◆ THE EXERCISE
Leaving out all images, write out the records that follow exactly.

* BEGIN *

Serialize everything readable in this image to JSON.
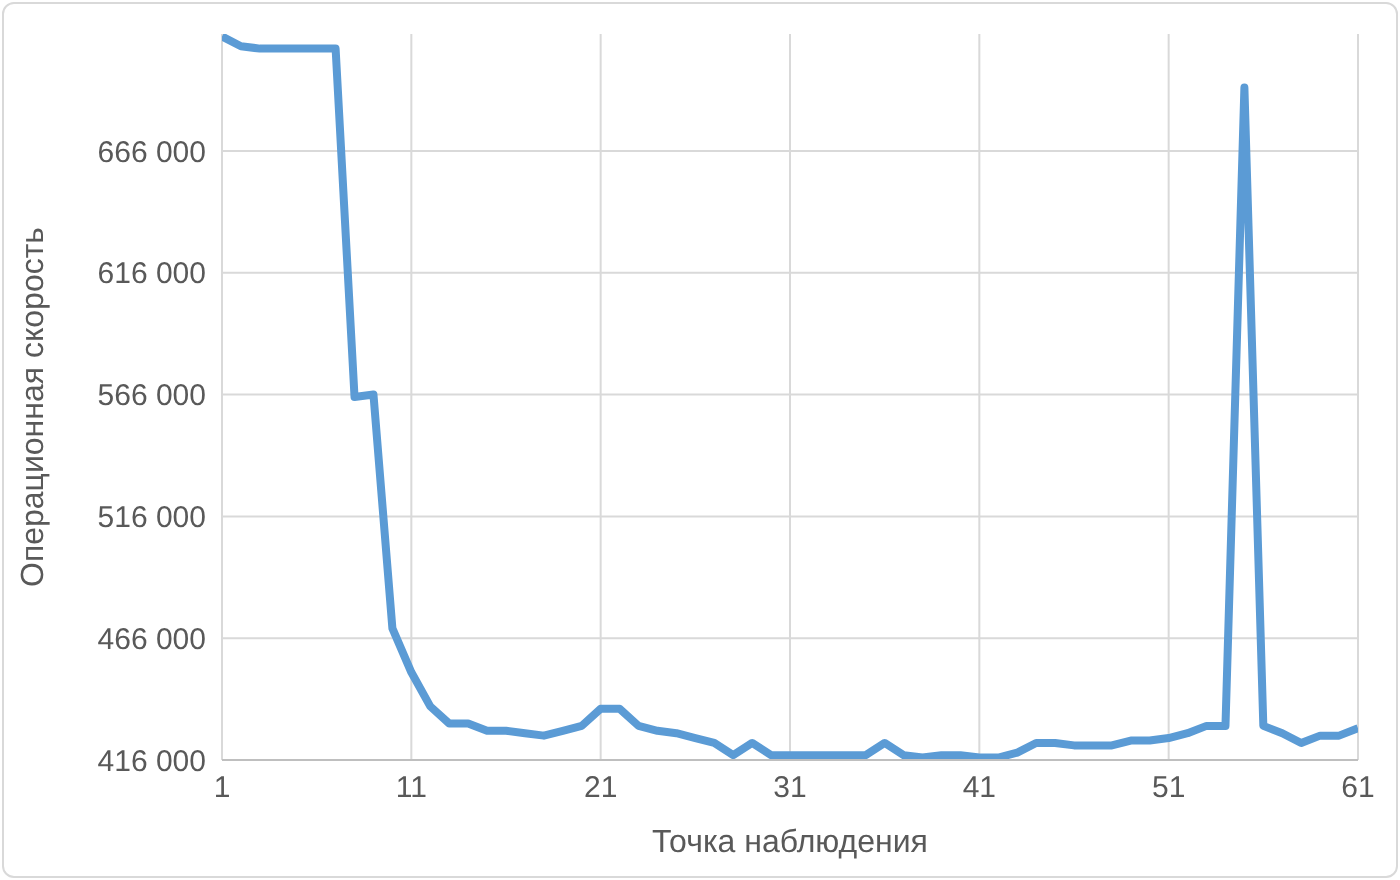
{
  "chart_data": {
    "type": "line",
    "xlabel": "Точка наблюдения",
    "ylabel": "Операционная скорость",
    "x": [
      1,
      2,
      3,
      4,
      5,
      6,
      7,
      8,
      9,
      10,
      11,
      12,
      13,
      14,
      15,
      16,
      17,
      18,
      19,
      20,
      21,
      22,
      23,
      24,
      25,
      26,
      27,
      28,
      29,
      30,
      31,
      32,
      33,
      34,
      35,
      36,
      37,
      38,
      39,
      40,
      41,
      42,
      43,
      44,
      45,
      46,
      47,
      48,
      49,
      50,
      51,
      52,
      53,
      54,
      55,
      56,
      57,
      58,
      59,
      60,
      61
    ],
    "series": [
      {
        "color": "#5b9bd5",
        "values": [
          713000,
          709000,
          708000,
          708000,
          708000,
          708000,
          708000,
          565000,
          566000,
          470000,
          452000,
          438000,
          431000,
          431000,
          428000,
          428000,
          427000,
          426000,
          428000,
          430000,
          437000,
          437000,
          430000,
          428000,
          427000,
          425000,
          423000,
          418000,
          423000,
          418000,
          418000,
          418000,
          418000,
          418000,
          418000,
          423000,
          418000,
          417000,
          418000,
          418000,
          417000,
          417000,
          419000,
          423000,
          423000,
          422000,
          422000,
          422000,
          424000,
          424000,
          425000,
          427000,
          430000,
          430000,
          692000,
          430000,
          427000,
          423000,
          426000,
          426000,
          429000
        ]
      }
    ],
    "xlim": [
      1,
      61
    ],
    "xticks": [
      1,
      11,
      21,
      31,
      41,
      51,
      61
    ],
    "ylim": [
      416000,
      714000
    ],
    "yticks": [
      {
        "value": 416000,
        "label": "416 000"
      },
      {
        "value": 466000,
        "label": "466 000"
      },
      {
        "value": 516000,
        "label": "516 000"
      },
      {
        "value": 566000,
        "label": "566 000"
      },
      {
        "value": 616000,
        "label": "616 000"
      },
      {
        "value": 666000,
        "label": "666 000"
      }
    ],
    "grid": true,
    "marker": "none",
    "line_style": "solid",
    "legend": false
  }
}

* END *

◆ RESULT OF THIS EXERCISE
Serialize everything readable in this image to JSON.
{
  "chart_data": {
    "type": "line",
    "xlabel": "Точка наблюдения",
    "ylabel": "Операционная скорость",
    "x": [
      1,
      2,
      3,
      4,
      5,
      6,
      7,
      8,
      9,
      10,
      11,
      12,
      13,
      14,
      15,
      16,
      17,
      18,
      19,
      20,
      21,
      22,
      23,
      24,
      25,
      26,
      27,
      28,
      29,
      30,
      31,
      32,
      33,
      34,
      35,
      36,
      37,
      38,
      39,
      40,
      41,
      42,
      43,
      44,
      45,
      46,
      47,
      48,
      49,
      50,
      51,
      52,
      53,
      54,
      55,
      56,
      57,
      58,
      59,
      60,
      61
    ],
    "series": [
      {
        "color": "#5b9bd5",
        "values": [
          713000,
          709000,
          708000,
          708000,
          708000,
          708000,
          708000,
          565000,
          566000,
          470000,
          452000,
          438000,
          431000,
          431000,
          428000,
          428000,
          427000,
          426000,
          428000,
          430000,
          437000,
          437000,
          430000,
          428000,
          427000,
          425000,
          423000,
          418000,
          423000,
          418000,
          418000,
          418000,
          418000,
          418000,
          418000,
          423000,
          418000,
          417000,
          418000,
          418000,
          417000,
          417000,
          419000,
          423000,
          423000,
          422000,
          422000,
          422000,
          424000,
          424000,
          425000,
          427000,
          430000,
          430000,
          692000,
          430000,
          427000,
          423000,
          426000,
          426000,
          429000
        ]
      }
    ],
    "xlim": [
      1,
      61
    ],
    "xticks": [
      1,
      11,
      21,
      31,
      41,
      51,
      61
    ],
    "ylim": [
      416000,
      714000
    ],
    "yticks": [
      {
        "value": 416000,
        "label": "416 000"
      },
      {
        "value": 466000,
        "label": "466 000"
      },
      {
        "value": 516000,
        "label": "516 000"
      },
      {
        "value": 566000,
        "label": "566 000"
      },
      {
        "value": 616000,
        "label": "616 000"
      },
      {
        "value": 666000,
        "label": "666 000"
      }
    ],
    "grid": true,
    "marker": "none",
    "line_style": "solid",
    "legend": false
  }
}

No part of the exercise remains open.